[Some records]
—————
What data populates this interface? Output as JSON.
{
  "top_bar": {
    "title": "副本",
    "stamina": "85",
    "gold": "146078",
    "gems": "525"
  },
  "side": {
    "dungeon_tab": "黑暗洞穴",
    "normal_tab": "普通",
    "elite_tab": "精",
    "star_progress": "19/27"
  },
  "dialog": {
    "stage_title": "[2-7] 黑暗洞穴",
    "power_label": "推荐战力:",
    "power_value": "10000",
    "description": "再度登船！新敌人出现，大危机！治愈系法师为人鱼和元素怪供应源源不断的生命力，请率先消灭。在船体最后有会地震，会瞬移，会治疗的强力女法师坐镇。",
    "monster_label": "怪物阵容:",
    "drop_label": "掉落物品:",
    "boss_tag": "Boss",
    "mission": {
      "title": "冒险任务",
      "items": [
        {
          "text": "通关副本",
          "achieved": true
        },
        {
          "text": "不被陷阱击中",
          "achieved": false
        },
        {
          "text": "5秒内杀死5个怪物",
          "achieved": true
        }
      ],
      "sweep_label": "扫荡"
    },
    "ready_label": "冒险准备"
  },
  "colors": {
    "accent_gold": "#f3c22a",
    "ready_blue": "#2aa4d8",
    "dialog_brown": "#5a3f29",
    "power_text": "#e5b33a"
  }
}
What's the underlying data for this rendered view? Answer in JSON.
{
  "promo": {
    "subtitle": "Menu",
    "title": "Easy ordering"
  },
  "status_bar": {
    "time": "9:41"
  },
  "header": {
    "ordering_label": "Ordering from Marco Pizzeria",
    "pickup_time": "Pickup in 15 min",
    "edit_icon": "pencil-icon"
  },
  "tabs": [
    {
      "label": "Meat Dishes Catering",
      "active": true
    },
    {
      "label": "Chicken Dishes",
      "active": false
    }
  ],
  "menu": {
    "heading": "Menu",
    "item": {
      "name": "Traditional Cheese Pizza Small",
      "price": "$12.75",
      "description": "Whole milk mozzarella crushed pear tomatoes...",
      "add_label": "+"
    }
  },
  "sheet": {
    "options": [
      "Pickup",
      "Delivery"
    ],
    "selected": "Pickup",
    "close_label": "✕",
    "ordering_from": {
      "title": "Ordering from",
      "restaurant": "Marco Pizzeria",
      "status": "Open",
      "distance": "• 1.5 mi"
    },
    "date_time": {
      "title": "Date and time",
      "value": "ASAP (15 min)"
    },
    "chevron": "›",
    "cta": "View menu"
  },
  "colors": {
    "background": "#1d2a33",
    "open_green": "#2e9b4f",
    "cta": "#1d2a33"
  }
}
—————
● Do this:
Here, the records must be output exactly and in full.

● Reply:
What data populates this interface? Output as JSON.
{
  "top_bar": {
    "title": "副本",
    "stamina": "85",
    "gold": "146078",
    "gems": "525"
  },
  "side": {
    "dungeon_tab": "黑暗洞穴",
    "normal_tab": "普通",
    "elite_tab": "精",
    "star_progress": "19/27"
  },
  "dialog": {
    "stage_title": "[2-7] 黑暗洞穴",
    "power_label": "推荐战力:",
    "power_value": "10000",
    "description": "再度登船！新敌人出现，大危机！治愈系法师为人鱼和元素怪供应源源不断的生命力，请率先消灭。在船体最后有会地震，会瞬移，会治疗的强力女法师坐镇。",
    "monster_label": "怪物阵容:",
    "drop_label": "掉落物品:",
    "boss_tag": "Boss",
    "mission": {
      "title": "冒险任务",
      "items": [
        {
          "text": "通关副本",
          "achieved": true
        },
        {
          "text": "不被陷阱击中",
          "achieved": false
        },
        {
          "text": "5秒内杀死5个怪物",
          "achieved": true
        }
      ],
      "sweep_label": "扫荡"
    },
    "ready_label": "冒险准备"
  },
  "colors": {
    "accent_gold": "#f3c22a",
    "ready_blue": "#2aa4d8",
    "dialog_brown": "#5a3f29",
    "power_text": "#e5b33a"
  }
}
What's the underlying data for this rendered view? Answer in JSON.
{
  "promo": {
    "subtitle": "Menu",
    "title": "Easy ordering"
  },
  "status_bar": {
    "time": "9:41"
  },
  "header": {
    "ordering_label": "Ordering from Marco Pizzeria",
    "pickup_time": "Pickup in 15 min",
    "edit_icon": "pencil-icon"
  },
  "tabs": [
    {
      "label": "Meat Dishes Catering",
      "active": true
    },
    {
      "label": "Chicken Dishes",
      "active": false
    }
  ],
  "menu": {
    "heading": "Menu",
    "item": {
      "name": "Traditional Cheese Pizza Small",
      "price": "$12.75",
      "description": "Whole milk mozzarella crushed pear tomatoes...",
      "add_label": "+"
    }
  },
  "sheet": {
    "options": [
      "Pickup",
      "Delivery"
    ],
    "selected": "Pickup",
    "close_label": "✕",
    "ordering_from": {
      "title": "Ordering from",
      "restaurant": "Marco Pizzeria",
      "status": "Open",
      "distance": "• 1.5 mi"
    },
    "date_time": {
      "title": "Date and time",
      "value": "ASAP (15 min)"
    },
    "chevron": "›",
    "cta": "View menu"
  },
  "colors": {
    "background": "#1d2a33",
    "open_green": "#2e9b4f",
    "cta": "#1d2a33"
  }
}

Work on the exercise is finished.